Problem to solve » Each line in the entries below that holds the string "template" is to be listed.

Begin Items

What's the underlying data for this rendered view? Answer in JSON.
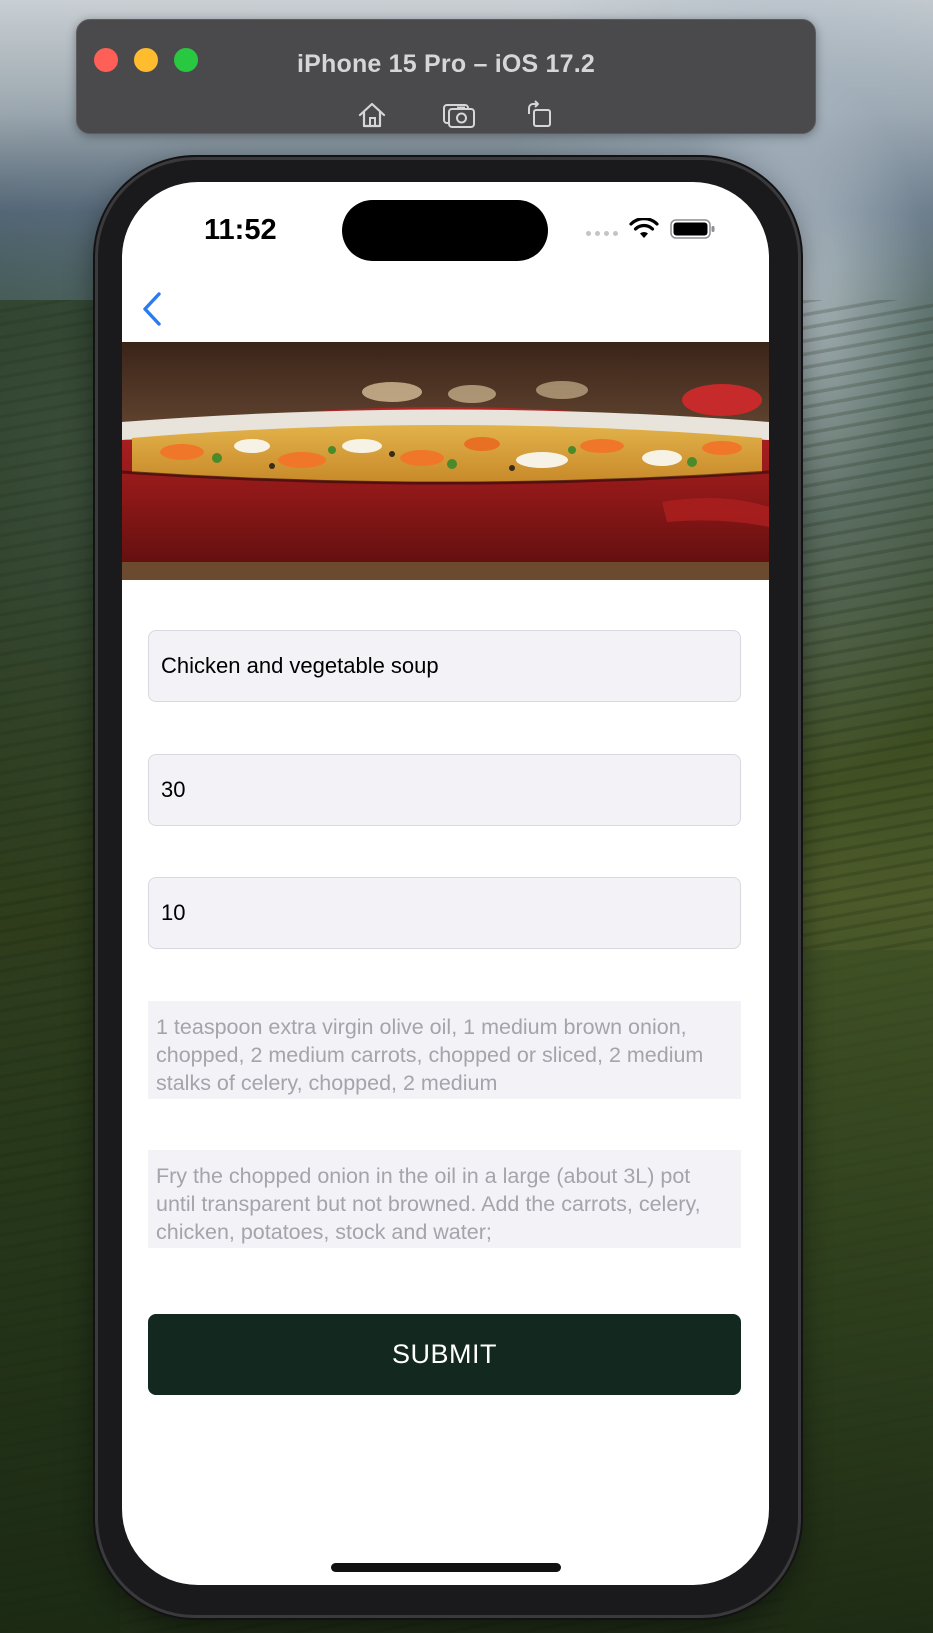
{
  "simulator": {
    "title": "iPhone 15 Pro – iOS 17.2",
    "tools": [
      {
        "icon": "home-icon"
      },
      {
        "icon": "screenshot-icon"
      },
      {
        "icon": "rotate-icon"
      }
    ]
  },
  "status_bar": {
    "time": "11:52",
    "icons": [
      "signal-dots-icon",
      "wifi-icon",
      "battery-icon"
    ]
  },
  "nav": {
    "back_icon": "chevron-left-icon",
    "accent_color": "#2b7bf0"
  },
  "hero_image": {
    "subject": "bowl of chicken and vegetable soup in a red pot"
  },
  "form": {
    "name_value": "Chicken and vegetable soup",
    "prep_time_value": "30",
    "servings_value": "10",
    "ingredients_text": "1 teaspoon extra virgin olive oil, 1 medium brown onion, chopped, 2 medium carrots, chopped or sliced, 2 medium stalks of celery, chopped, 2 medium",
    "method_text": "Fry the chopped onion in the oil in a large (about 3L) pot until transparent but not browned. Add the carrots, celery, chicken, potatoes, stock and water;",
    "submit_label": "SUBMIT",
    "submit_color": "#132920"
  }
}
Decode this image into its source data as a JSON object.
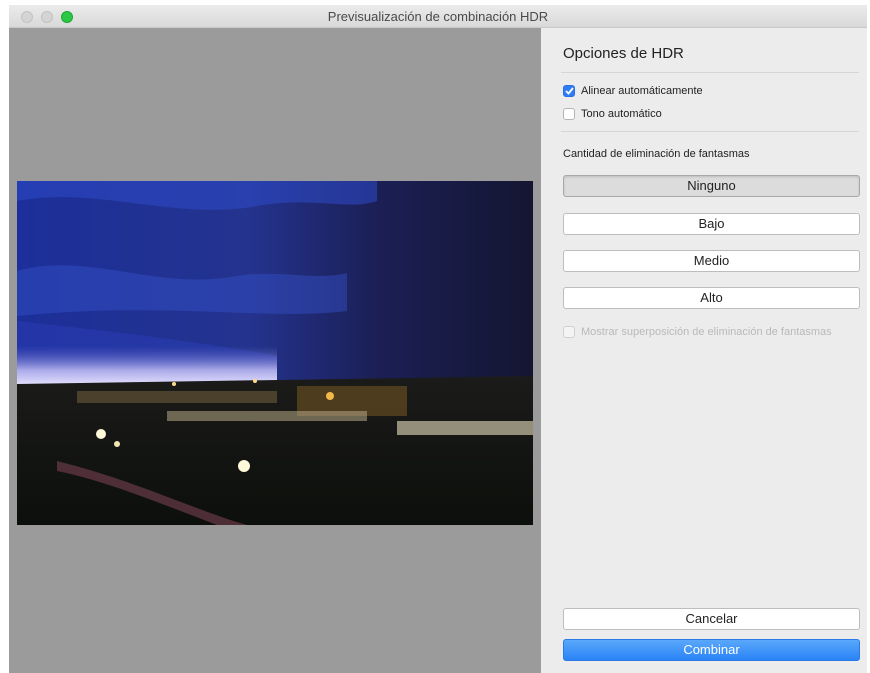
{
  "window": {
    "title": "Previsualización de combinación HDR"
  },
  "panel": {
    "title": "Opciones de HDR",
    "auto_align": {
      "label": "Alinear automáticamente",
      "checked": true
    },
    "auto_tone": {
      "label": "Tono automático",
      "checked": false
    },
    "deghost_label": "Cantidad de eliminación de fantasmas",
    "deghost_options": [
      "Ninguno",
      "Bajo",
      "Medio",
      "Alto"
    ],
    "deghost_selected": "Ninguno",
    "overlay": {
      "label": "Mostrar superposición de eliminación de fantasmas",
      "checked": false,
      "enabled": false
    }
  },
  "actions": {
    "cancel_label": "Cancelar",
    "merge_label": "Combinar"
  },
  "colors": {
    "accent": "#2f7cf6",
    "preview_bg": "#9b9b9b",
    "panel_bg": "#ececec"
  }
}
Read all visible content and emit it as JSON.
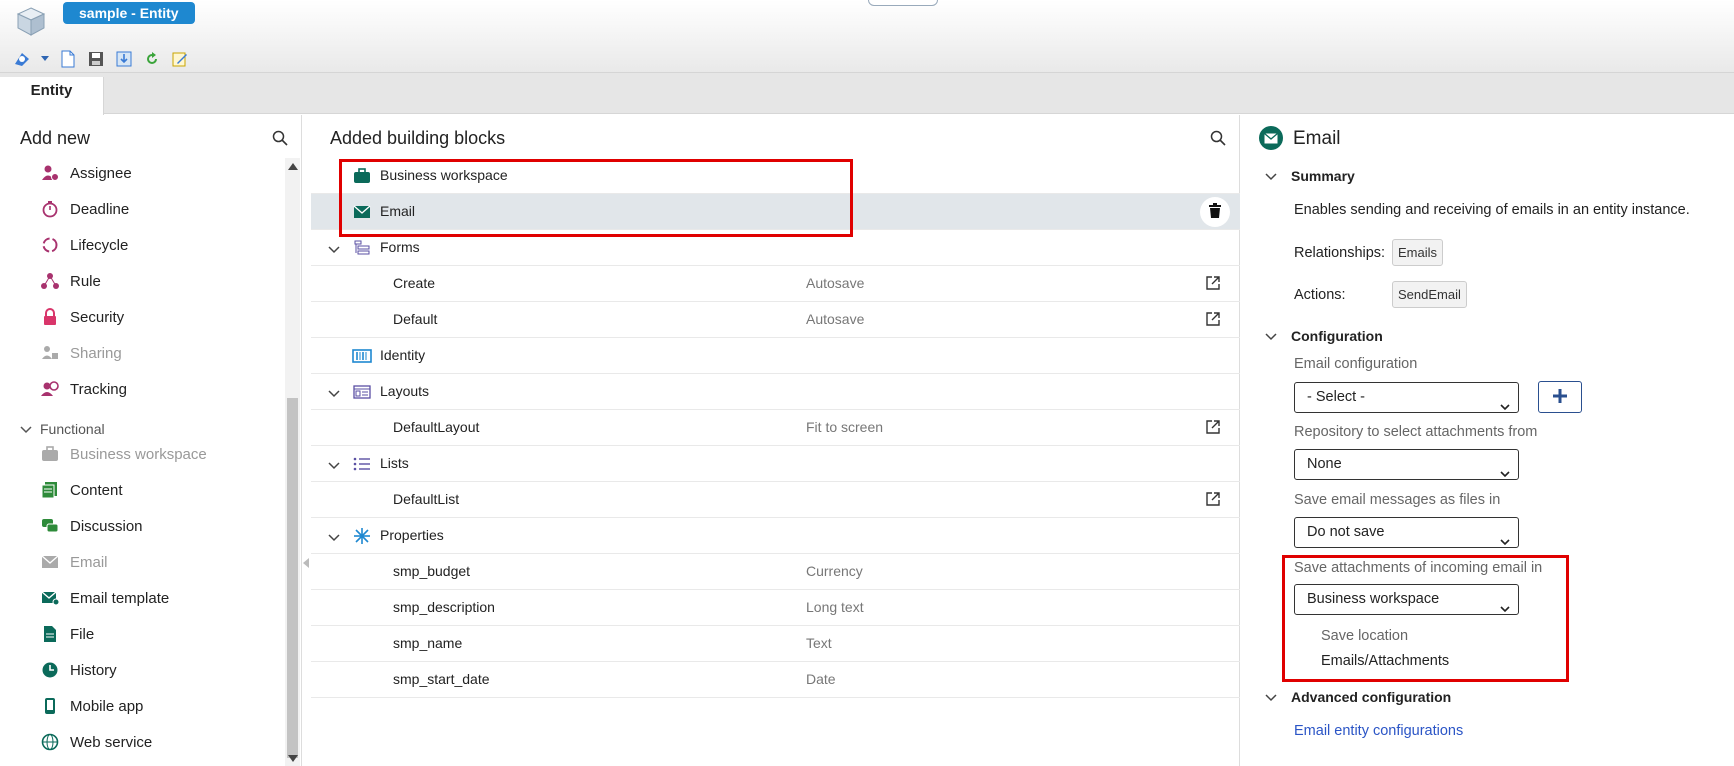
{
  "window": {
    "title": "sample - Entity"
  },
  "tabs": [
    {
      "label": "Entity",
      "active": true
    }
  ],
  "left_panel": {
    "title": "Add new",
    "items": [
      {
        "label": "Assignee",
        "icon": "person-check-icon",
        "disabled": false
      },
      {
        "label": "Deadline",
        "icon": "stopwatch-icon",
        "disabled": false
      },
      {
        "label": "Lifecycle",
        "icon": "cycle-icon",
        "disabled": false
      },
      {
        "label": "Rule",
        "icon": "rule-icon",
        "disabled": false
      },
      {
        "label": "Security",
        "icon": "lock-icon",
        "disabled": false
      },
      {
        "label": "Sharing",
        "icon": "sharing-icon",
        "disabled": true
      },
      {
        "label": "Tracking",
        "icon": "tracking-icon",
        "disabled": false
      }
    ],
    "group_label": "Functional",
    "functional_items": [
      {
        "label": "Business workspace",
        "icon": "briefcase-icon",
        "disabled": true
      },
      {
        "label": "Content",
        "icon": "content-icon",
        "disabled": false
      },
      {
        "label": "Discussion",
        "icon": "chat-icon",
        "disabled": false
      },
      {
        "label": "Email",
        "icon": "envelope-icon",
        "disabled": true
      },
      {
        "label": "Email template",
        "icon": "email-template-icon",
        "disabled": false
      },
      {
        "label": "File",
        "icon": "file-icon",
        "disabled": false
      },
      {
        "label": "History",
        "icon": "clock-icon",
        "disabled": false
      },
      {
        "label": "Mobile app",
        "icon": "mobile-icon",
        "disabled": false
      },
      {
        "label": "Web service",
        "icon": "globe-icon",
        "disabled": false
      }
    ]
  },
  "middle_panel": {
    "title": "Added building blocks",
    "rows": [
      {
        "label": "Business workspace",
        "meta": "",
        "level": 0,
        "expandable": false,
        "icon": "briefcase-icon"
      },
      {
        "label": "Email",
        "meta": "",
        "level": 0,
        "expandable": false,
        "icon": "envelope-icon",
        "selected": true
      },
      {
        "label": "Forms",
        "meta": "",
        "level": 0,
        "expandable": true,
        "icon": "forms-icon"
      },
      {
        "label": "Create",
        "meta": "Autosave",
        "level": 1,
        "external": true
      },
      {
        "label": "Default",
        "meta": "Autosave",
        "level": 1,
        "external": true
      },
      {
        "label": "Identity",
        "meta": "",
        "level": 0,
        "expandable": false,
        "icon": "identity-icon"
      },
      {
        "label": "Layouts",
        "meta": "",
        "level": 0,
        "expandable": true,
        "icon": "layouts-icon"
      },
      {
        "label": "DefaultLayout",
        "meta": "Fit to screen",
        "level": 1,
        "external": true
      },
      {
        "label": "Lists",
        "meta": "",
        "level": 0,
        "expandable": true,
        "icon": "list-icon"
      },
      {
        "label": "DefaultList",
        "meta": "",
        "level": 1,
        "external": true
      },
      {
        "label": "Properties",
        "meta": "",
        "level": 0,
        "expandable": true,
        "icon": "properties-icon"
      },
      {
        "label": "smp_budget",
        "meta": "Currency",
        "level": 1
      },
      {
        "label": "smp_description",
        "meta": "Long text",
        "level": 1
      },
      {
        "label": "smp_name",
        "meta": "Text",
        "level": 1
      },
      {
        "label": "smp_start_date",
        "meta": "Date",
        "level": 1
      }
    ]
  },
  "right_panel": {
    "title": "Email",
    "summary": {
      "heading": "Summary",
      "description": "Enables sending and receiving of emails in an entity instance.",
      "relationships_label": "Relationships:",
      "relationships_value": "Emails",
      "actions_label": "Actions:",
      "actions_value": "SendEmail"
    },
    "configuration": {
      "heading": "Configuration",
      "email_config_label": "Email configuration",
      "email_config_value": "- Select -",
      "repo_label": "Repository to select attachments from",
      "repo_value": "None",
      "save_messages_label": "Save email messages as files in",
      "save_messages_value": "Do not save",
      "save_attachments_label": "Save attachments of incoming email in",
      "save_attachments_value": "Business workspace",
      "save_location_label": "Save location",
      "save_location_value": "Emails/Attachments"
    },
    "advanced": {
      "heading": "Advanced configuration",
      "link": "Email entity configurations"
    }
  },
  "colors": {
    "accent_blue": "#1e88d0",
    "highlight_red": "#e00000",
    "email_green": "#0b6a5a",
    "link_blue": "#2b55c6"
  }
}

End Items

Exercise result »
        "label": "Email template",
        "icon": "email-template-icon",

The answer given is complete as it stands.